╭─ DATA FOR THIS EXERCISE

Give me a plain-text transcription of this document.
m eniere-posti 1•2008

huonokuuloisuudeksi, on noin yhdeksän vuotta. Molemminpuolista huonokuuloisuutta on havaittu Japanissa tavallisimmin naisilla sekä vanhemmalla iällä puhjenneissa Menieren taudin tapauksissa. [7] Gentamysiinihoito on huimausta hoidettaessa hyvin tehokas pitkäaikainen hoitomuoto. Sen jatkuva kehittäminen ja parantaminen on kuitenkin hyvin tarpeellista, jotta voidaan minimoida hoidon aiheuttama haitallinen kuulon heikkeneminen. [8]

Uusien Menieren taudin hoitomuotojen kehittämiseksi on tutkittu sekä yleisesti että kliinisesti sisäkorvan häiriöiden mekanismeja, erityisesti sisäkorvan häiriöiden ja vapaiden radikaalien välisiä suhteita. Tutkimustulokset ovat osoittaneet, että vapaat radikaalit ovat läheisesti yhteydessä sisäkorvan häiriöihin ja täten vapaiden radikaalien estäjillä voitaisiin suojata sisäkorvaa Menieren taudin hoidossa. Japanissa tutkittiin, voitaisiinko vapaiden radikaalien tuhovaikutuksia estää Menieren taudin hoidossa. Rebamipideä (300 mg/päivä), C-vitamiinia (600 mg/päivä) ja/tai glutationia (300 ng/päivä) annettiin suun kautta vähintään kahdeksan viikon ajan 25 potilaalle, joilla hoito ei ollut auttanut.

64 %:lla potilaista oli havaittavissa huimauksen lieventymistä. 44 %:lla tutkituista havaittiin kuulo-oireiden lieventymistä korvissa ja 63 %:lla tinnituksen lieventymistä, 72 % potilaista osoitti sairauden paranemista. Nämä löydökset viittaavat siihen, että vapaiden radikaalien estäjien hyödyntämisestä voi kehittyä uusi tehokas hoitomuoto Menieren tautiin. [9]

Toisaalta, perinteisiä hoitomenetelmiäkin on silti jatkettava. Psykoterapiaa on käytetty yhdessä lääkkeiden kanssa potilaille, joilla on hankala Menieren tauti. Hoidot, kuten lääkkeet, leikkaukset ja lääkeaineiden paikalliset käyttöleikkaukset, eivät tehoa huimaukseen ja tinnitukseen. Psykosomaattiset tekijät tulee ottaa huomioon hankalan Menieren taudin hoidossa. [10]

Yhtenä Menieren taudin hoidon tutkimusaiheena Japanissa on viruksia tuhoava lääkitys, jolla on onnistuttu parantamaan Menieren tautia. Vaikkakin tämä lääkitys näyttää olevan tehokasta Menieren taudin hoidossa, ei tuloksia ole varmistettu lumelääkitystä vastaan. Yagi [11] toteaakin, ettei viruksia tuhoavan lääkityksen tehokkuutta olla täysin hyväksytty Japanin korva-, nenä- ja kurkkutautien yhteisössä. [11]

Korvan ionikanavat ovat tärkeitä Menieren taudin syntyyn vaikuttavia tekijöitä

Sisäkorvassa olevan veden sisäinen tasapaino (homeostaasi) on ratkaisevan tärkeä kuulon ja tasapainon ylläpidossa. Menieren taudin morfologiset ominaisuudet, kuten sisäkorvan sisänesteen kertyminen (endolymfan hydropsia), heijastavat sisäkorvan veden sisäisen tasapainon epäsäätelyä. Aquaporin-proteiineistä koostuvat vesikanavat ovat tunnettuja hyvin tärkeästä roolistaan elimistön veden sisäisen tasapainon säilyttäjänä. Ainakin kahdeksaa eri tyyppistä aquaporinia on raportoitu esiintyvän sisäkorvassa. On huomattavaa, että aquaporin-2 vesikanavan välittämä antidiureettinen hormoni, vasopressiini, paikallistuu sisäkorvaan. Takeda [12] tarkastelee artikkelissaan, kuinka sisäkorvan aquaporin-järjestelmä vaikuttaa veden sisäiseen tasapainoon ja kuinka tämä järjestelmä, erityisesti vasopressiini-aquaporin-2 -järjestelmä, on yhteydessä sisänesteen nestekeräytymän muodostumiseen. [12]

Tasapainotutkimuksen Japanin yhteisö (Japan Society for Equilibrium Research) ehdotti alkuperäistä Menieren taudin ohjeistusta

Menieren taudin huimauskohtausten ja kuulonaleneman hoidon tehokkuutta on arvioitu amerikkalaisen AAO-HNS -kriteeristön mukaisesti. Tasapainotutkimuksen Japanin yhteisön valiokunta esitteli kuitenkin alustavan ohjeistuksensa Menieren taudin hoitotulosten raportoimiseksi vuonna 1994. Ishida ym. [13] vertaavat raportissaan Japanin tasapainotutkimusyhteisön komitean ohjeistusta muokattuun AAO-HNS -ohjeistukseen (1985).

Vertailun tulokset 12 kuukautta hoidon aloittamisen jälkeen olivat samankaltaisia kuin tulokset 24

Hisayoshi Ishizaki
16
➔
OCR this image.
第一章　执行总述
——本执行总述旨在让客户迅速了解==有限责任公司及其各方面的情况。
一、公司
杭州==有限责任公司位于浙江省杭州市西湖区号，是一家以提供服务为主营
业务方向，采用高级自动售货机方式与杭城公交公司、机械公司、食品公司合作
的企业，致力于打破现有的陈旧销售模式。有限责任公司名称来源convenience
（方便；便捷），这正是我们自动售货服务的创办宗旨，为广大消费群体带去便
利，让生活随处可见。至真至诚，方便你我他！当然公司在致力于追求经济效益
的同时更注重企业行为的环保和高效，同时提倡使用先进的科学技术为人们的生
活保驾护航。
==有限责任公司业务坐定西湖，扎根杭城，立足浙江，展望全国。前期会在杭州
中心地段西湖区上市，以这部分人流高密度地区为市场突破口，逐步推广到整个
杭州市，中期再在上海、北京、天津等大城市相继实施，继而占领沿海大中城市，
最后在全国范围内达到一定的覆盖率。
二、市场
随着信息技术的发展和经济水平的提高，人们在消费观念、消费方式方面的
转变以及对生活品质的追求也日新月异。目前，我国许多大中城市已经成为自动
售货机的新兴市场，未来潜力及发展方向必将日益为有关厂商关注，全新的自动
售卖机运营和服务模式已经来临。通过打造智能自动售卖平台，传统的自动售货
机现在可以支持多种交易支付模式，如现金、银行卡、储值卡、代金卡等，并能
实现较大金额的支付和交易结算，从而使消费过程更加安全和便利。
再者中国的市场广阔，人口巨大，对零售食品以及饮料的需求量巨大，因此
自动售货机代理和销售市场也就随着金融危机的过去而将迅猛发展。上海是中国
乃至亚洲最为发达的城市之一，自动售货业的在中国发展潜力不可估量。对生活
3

╰─

WRITTEN REQUEST:
Extract all the entries word for word.

EXERCISE OUTPUT:
Give me a plain-text transcription of this document.
m eniere-posti 1•2008

huonokuuloisuudeksi, on noin yhdeksän vuotta. Molemminpuolista huonokuuloisuutta on havaittu Japanissa tavallisimmin naisilla sekä vanhemmalla iällä puhjenneissa Menieren taudin tapauksissa. [7] Gentamysiinihoito on huimausta hoidettaessa hyvin tehokas pitkäaikainen hoitomuoto. Sen jatkuva kehittäminen ja parantaminen on kuitenkin hyvin tarpeellista, jotta voidaan minimoida hoidon aiheuttama haitallinen kuulon heikkeneminen. [8]

Uusien Menieren taudin hoitomuotojen kehittämiseksi on tutkittu sekä yleisesti että kliinisesti sisäkorvan häiriöiden mekanismeja, erityisesti sisäkorvan häiriöiden ja vapaiden radikaalien välisiä suhteita. Tutkimustulokset ovat osoittaneet, että vapaat radikaalit ovat läheisesti yhteydessä sisäkorvan häiriöihin ja täten vapaiden radikaalien estäjillä voitaisiin suojata sisäkorvaa Menieren taudin hoidossa. Japanissa tutkittiin, voitaisiinko vapaiden radikaalien tuhovaikutuksia estää Menieren taudin hoidossa. Rebamipideä (300 mg/päivä), C-vitamiinia (600 mg/päivä) ja/tai glutationia (300 ng/päivä) annettiin suun kautta vähintään kahdeksan viikon ajan 25 potilaalle, joilla hoito ei ollut auttanut.

64 %:lla potilaista oli havaittavissa huimauksen lieventymistä. 44 %:lla tutkituista havaittiin kuulo-oireiden lieventymistä korvissa ja 63 %:lla tinnituksen lieventymistä, 72 % potilaista osoitti sairauden paranemista. Nämä löydökset viittaavat siihen, että vapaiden radikaalien estäjien hyödyntämisestä voi kehittyä uusi tehokas hoitomuoto Menieren tautiin. [9]

Toisaalta, perinteisiä hoitomenetelmiäkin on silti jatkettava. Psykoterapiaa on käytetty yhdessä lääkkeiden kanssa potilaille, joilla on hankala Menieren tauti. Hoidot, kuten lääkkeet, leikkaukset ja lääkeaineiden paikalliset käyttöleikkaukset, eivät tehoa huimaukseen ja tinnitukseen. Psykosomaattiset tekijät tulee ottaa huomioon hankalan Menieren taudin hoidossa. [10]

Yhtenä Menieren taudin hoidon tutkimusaiheena Japanissa on viruksia tuhoava lääkitys, jolla on onnistuttu parantamaan Menieren tautia. Vaikkakin tämä lääkitys näyttää olevan tehokasta Menieren taudin hoidossa, ei tuloksia ole varmistettu lumelääkitystä vastaan. Yagi [11] toteaakin, ettei viruksia tuhoavan lääkityksen tehokkuutta olla täysin hyväksytty Japanin korva-, nenä- ja kurkkutautien yhteisössä. [11]

Korvan ionikanavat ovat tärkeitä Menieren taudin syntyyn vaikuttavia tekijöitä

Sisäkorvassa olevan veden sisäinen tasapaino (homeostaasi) on ratkaisevan tärkeä kuulon ja tasapainon ylläpidossa. Menieren taudin morfologiset ominaisuudet, kuten sisäkorvan sisänesteen kertyminen (endolymfan hydropsia), heijastavat sisäkorvan veden sisäisen tasapainon epäsäätelyä. Aquaporin-proteiineistä koostuvat vesikanavat ovat tunnettuja hyvin tärkeästä roolistaan elimistön veden sisäisen tasapainon säilyttäjänä. Ainakin kahdeksaa eri tyyppistä aquaporinia on raportoitu esiintyvän sisäkorvassa. On huomattavaa, että aquaporin-2 vesikanavan välittämä antidiureettinen hormoni, vasopressiini, paikallistuu sisäkorvaan. Takeda [12] tarkastelee artikkelissaan, kuinka sisäkorvan aquaporin-järjestelmä vaikuttaa veden sisäiseen tasapainoon ja kuinka tämä järjestelmä, erityisesti vasopressiini-aquaporin-2 -järjestelmä, on yhteydessä sisänesteen nestekeräytymän muodostumiseen. [12]

Tasapainotutkimuksen Japanin yhteisö (Japan Society for Equilibrium Research) ehdotti alkuperäistä Menieren taudin ohjeistusta

Menieren taudin huimauskohtausten ja kuulonaleneman hoidon tehokkuutta on arvioitu amerikkalaisen AAO-HNS -kriteeristön mukaisesti. Tasapainotutkimuksen Japanin yhteisön valiokunta esitteli kuitenkin alustavan ohjeistuksensa Menieren taudin hoitotulosten raportoimiseksi vuonna 1994. Ishida ym. [13] vertaavat raportissaan Japanin tasapainotutkimusyhteisön komitean ohjeistusta muokattuun AAO-HNS -ohjeistukseen (1985).

Vertailun tulokset 12 kuukautta hoidon aloittamisen jälkeen olivat samankaltaisia kuin tulokset 24

Hisayoshi Ishizaki
16
➔
OCR this image.
第一章　执行总述
——本执行总述旨在让客户迅速了解==有限责任公司及其各方面的情况。
一、公司
杭州==有限责任公司位于浙江省杭州市西湖区号，是一家以提供服务为主营
业务方向，采用高级自动售货机方式与杭城公交公司、机械公司、食品公司合作
的企业，致力于打破现有的陈旧销售模式。有限责任公司名称来源convenience
（方便；便捷），这正是我们自动售货服务的创办宗旨，为广大消费群体带去便
利，让生活随处可见。至真至诚，方便你我他！当然公司在致力于追求经济效益
的同时更注重企业行为的环保和高效，同时提倡使用先进的科学技术为人们的生
活保驾护航。
==有限责任公司业务坐定西湖，扎根杭城，立足浙江，展望全国。前期会在杭州
中心地段西湖区上市，以这部分人流高密度地区为市场突破口，逐步推广到整个
杭州市，中期再在上海、北京、天津等大城市相继实施，继而占领沿海大中城市，
最后在全国范围内达到一定的覆盖率。
二、市场
随着信息技术的发展和经济水平的提高，人们在消费观念、消费方式方面的
转变以及对生活品质的追求也日新月异。目前，我国许多大中城市已经成为自动
售货机的新兴市场，未来潜力及发展方向必将日益为有关厂商关注，全新的自动
售卖机运营和服务模式已经来临。通过打造智能自动售卖平台，传统的自动售货
机现在可以支持多种交易支付模式，如现金、银行卡、储值卡、代金卡等，并能
实现较大金额的支付和交易结算，从而使消费过程更加安全和便利。
再者中国的市场广阔，人口巨大，对零售食品以及饮料的需求量巨大，因此
自动售货机代理和销售市场也就随着金融危机的过去而将迅猛发展。上海是中国
乃至亚洲最为发达的城市之一，自动售货业的在中国发展潜力不可估量。对生活
3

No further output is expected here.